**WORK TO DO:**
Extract every line below that contains the word "sind".

[start of DATA PROVIDED]

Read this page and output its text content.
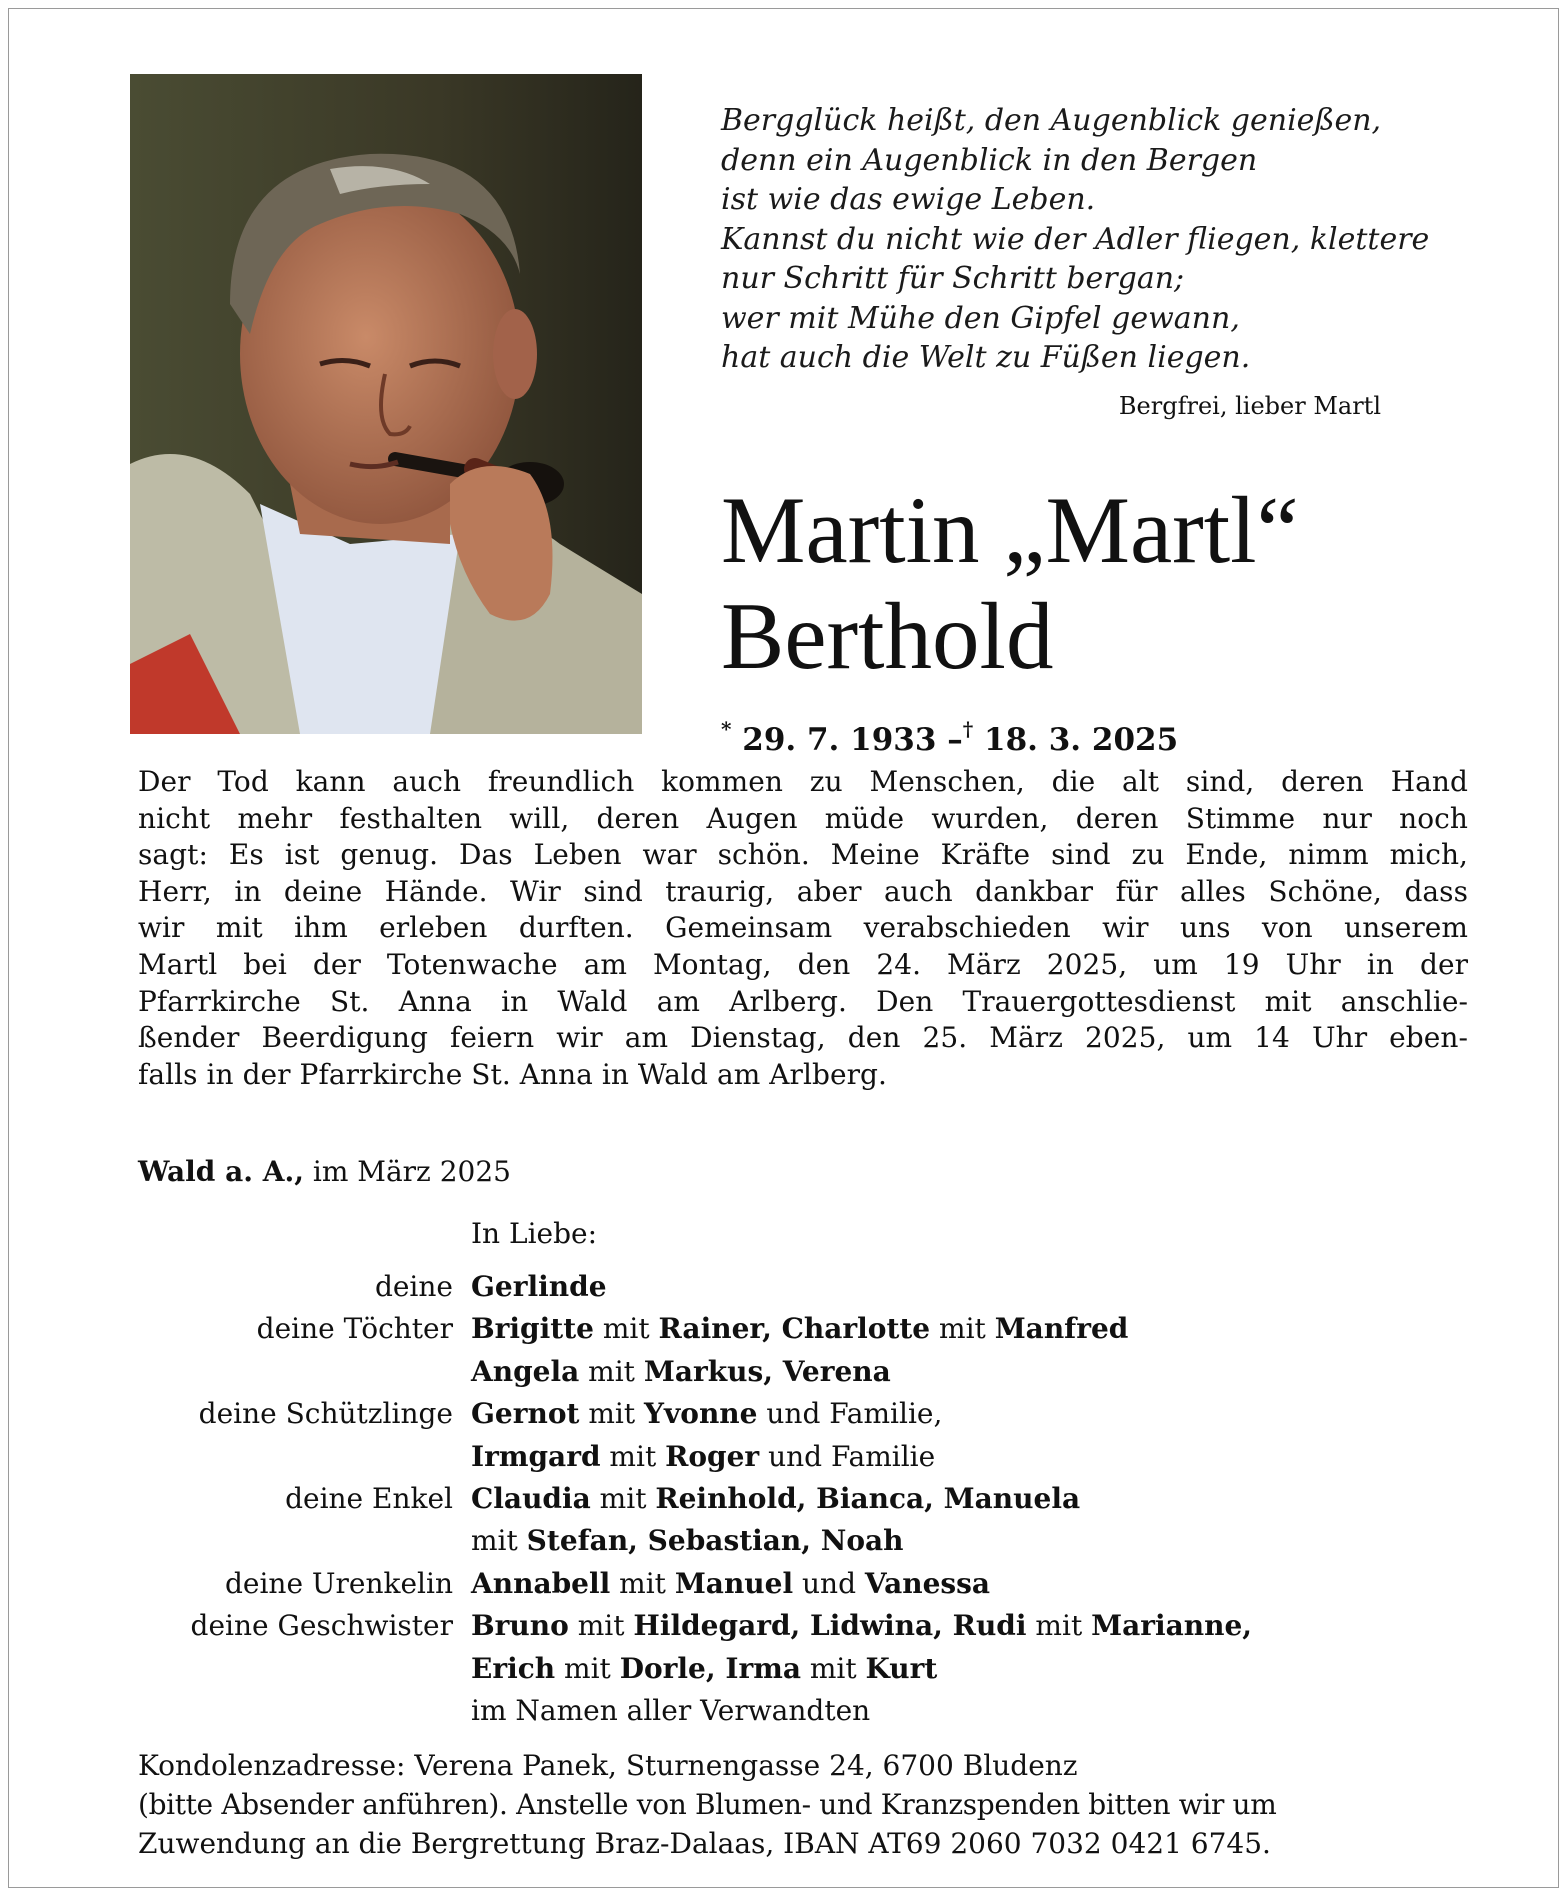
Bergglück heißt, den Augenblick genießen,
denn ein Augenblick in den Bergen
ist wie das ewige Leben.
Kannst du nicht wie der Adler fliegen, klettere
nur Schritt für Schritt bergan;
wer mit Mühe den Gipfel gewann,
hat auch die Welt zu Füßen liegen.
Bergfrei, lieber Martl
Martin „Martl“
Berthold
* 29. 7. 1933 –† 18. 3. 2025
Der Tod kann auch freundlich kommen zu Menschen, die alt sind, deren Hand
nicht mehr festhalten will, deren Augen müde wurden, deren Stimme nur noch
sagt: Es ist genug. Das Leben war schön. Meine Kräfte sind zu Ende, nimm mich,
Herr, in deine Hände. Wir sind traurig, aber auch dankbar für alles Schöne, dass
wir mit ihm erleben durften. Gemeinsam verabschieden wir uns von unserem
Martl bei der Totenwache am Montag, den 24. März 2025, um 19 Uhr in der
Pfarrkirche St. Anna in Wald am Arlberg. Den Trauergottesdienst mit anschlie-
ßender Beerdigung feiern wir am Dienstag, den 25. März 2025, um 14 Uhr eben-
falls in der Pfarrkirche St. Anna in Wald am Arlberg.
Wald a. A., im März 2025
In Liebe:
deine Gerlinde
deine Töchter Brigitte mit Rainer, Charlotte mit Manfred
Angela mit Markus, Verena
deine Schützlinge Gernot mit Yvonne und Familie,
Irmgard mit Roger und Familie
deine Enkel Claudia mit Reinhold, Bianca, Manuela
mit Stefan, Sebastian, Noah
deine Urenkelin Annabell mit Manuel und Vanessa
deine Geschwister Bruno mit Hildegard, Lidwina, Rudi mit Marianne,
Erich mit Dorle, Irma mit Kurt
im Namen aller Verwandten
Kondolenzadresse: Verena Panek, Sturnengasse 24, 6700 Bludenz
(bitte Absender anführen). Anstelle von Blumen- und Kranzspenden bitten wir um
Zuwendung an die Bergrettung Braz-Dalaas, IBAN AT69 2060 7032 0421 6745.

[end of DATA PROVIDED]

**ANSWER IN FULL:**
Der Tod kann auch freundlich kommen zu Menschen, die alt sind, deren Hand
sagt: Es ist genug. Das Leben war schön. Meine Kräfte sind zu Ende, nimm mich,
Herr, in deine Hände. Wir sind traurig, aber auch dankbar für alles Schöne, dass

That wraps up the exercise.